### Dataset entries
────────

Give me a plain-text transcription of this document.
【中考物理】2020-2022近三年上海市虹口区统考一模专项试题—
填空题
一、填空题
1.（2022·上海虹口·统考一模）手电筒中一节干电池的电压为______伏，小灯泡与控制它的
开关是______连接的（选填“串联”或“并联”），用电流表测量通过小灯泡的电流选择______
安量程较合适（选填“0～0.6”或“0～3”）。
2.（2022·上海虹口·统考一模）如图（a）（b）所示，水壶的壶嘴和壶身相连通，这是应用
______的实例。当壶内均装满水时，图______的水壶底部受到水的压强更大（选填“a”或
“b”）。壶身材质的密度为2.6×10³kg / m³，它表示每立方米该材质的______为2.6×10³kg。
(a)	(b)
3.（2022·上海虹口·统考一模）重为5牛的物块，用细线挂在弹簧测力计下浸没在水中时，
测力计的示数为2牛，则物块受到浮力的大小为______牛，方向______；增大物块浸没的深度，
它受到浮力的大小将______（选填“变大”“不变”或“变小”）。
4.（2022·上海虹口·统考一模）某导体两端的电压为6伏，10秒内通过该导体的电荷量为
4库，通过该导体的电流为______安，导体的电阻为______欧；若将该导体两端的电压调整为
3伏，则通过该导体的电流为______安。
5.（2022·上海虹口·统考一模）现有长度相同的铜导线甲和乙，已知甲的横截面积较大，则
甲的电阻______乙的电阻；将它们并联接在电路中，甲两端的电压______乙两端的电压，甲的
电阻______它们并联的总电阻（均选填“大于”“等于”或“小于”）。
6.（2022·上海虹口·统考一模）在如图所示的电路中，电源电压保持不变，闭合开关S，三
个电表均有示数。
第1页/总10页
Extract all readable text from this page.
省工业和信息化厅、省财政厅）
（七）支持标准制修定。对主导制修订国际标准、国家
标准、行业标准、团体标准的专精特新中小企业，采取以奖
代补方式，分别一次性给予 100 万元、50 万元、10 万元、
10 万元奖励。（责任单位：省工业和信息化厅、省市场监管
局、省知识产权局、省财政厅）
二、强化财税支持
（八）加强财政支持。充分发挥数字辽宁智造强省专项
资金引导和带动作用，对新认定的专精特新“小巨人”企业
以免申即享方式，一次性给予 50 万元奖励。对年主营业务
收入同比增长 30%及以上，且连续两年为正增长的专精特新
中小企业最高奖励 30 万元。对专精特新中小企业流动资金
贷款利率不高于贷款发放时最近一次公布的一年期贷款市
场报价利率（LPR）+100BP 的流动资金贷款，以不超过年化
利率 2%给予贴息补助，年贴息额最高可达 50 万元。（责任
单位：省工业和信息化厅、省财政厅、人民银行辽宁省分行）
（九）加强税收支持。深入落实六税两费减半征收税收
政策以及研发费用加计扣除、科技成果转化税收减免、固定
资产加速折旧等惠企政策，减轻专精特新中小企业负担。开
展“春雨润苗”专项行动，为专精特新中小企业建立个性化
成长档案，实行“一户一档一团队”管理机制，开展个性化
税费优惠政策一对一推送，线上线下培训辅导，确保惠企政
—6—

────────

### REQUIREMENT
In the listing, find each line with the string "万元奖励" and copy it.

### RESULT
10 万元奖励。（责任单位：省工业和信息化厅、省市场监管
以免申即享方式，一次性给予 50 万元奖励。对年主营业务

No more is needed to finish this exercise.